━━━━━ The input
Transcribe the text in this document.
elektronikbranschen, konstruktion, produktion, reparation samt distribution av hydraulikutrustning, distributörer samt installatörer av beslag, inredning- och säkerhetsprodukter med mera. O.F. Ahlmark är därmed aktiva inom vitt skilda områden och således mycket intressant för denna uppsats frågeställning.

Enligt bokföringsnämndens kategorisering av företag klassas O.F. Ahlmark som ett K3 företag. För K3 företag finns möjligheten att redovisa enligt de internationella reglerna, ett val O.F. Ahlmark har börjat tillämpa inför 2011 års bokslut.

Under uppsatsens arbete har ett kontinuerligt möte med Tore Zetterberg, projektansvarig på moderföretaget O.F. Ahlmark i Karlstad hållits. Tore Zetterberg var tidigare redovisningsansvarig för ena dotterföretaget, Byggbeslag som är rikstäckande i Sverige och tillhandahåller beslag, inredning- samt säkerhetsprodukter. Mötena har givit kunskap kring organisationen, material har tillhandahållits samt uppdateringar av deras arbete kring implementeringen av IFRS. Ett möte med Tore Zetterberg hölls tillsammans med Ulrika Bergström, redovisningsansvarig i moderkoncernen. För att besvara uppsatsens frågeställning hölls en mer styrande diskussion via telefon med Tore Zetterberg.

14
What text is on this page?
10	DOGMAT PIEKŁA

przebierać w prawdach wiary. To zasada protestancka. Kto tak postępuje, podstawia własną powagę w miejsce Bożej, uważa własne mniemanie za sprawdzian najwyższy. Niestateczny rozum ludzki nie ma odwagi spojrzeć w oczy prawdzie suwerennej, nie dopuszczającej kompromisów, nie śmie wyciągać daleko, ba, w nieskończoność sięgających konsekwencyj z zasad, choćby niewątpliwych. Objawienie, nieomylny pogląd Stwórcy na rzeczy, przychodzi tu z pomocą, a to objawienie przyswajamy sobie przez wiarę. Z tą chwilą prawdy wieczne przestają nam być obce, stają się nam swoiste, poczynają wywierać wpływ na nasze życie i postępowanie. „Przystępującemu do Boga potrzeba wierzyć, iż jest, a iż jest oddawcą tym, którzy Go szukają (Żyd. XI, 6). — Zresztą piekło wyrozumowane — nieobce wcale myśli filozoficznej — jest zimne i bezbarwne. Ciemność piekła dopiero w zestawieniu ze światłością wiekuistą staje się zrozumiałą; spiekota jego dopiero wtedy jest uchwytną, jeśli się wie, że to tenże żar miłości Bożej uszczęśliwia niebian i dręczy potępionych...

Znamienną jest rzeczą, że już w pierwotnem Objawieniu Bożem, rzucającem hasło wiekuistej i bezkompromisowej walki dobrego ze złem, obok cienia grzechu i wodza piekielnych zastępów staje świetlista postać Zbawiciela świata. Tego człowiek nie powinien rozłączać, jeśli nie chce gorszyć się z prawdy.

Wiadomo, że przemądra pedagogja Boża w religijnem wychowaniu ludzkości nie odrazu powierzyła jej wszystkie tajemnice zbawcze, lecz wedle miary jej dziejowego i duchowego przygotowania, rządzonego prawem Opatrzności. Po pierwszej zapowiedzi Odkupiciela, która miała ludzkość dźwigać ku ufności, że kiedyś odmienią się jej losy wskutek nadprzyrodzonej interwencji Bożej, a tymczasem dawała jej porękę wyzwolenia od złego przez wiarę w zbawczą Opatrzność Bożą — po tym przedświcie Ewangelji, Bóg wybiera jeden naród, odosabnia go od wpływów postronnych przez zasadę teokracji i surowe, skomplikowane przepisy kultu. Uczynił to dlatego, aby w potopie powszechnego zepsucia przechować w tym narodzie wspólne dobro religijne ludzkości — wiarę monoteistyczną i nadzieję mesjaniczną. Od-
━━━━━━━━━━
**What to produce**.
Repeat all the entries exactly as given.

**Result of the exercise**.
Transcribe the text in this document.
elektronikbranschen, konstruktion, produktion, reparation samt distribution av hydraulikutrustning, distributörer samt installatörer av beslag, inredning- och säkerhetsprodukter med mera. O.F. Ahlmark är därmed aktiva inom vitt skilda områden och således mycket intressant för denna uppsats frågeställning.

Enligt bokföringsnämndens kategorisering av företag klassas O.F. Ahlmark som ett K3 företag. För K3 företag finns möjligheten att redovisa enligt de internationella reglerna, ett val O.F. Ahlmark har börjat tillämpa inför 2011 års bokslut.

Under uppsatsens arbete har ett kontinuerligt möte med Tore Zetterberg, projektansvarig på moderföretaget O.F. Ahlmark i Karlstad hållits. Tore Zetterberg var tidigare redovisningsansvarig för ena dotterföretaget, Byggbeslag som är rikstäckande i Sverige och tillhandahåller beslag, inredning- samt säkerhetsprodukter. Mötena har givit kunskap kring organisationen, material har tillhandahållits samt uppdateringar av deras arbete kring implementeringen av IFRS. Ett möte med Tore Zetterberg hölls tillsammans med Ulrika Bergström, redovisningsansvarig i moderkoncernen. För att besvara uppsatsens frågeställning hölls en mer styrande diskussion via telefon med Tore Zetterberg.

14
What text is on this page?
10	DOGMAT PIEKŁA

przebierać w prawdach wiary. To zasada protestancka. Kto tak postępuje, podstawia własną powagę w miejsce Bożej, uważa własne mniemanie za sprawdzian najwyższy. Niestateczny rozum ludzki nie ma odwagi spojrzeć w oczy prawdzie suwerennej, nie dopuszczającej kompromisów, nie śmie wyciągać daleko, ba, w nieskończoność sięgających konsekwencyj z zasad, choćby niewątpliwych. Objawienie, nieomylny pogląd Stwórcy na rzeczy, przychodzi tu z pomocą, a to objawienie przyswajamy sobie przez wiarę. Z tą chwilą prawdy wieczne przestają nam być obce, stają się nam swoiste, poczynają wywierać wpływ na nasze życie i postępowanie. „Przystępującemu do Boga potrzeba wierzyć, iż jest, a iż jest oddawcą tym, którzy Go szukają (Żyd. XI, 6). — Zresztą piekło wyrozumowane — nieobce wcale myśli filozoficznej — jest zimne i bezbarwne. Ciemność piekła dopiero w zestawieniu ze światłością wiekuistą staje się zrozumiałą; spiekota jego dopiero wtedy jest uchwytną, jeśli się wie, że to tenże żar miłości Bożej uszczęśliwia niebian i dręczy potępionych...

Znamienną jest rzeczą, że już w pierwotnem Objawieniu Bożem, rzucającem hasło wiekuistej i bezkompromisowej walki dobrego ze złem, obok cienia grzechu i wodza piekielnych zastępów staje świetlista postać Zbawiciela świata. Tego człowiek nie powinien rozłączać, jeśli nie chce gorszyć się z prawdy.

Wiadomo, że przemądra pedagogja Boża w religijnem wychowaniu ludzkości nie odrazu powierzyła jej wszystkie tajemnice zbawcze, lecz wedle miary jej dziejowego i duchowego przygotowania, rządzonego prawem Opatrzności. Po pierwszej zapowiedzi Odkupiciela, która miała ludzkość dźwigać ku ufności, że kiedyś odmienią się jej losy wskutek nadprzyrodzonej interwencji Bożej, a tymczasem dawała jej porękę wyzwolenia od złego przez wiarę w zbawczą Opatrzność Bożą — po tym przedświcie Ewangelji, Bóg wybiera jeden naród, odosabnia go od wpływów postronnych przez zasadę teokracji i surowe, skomplikowane przepisy kultu. Uczynił to dlatego, aby w potopie powszechnego zepsucia przechować w tym narodzie wspólne dobro religijne ludzkości — wiarę monoteistyczną i nadzieję mesjaniczną. Od-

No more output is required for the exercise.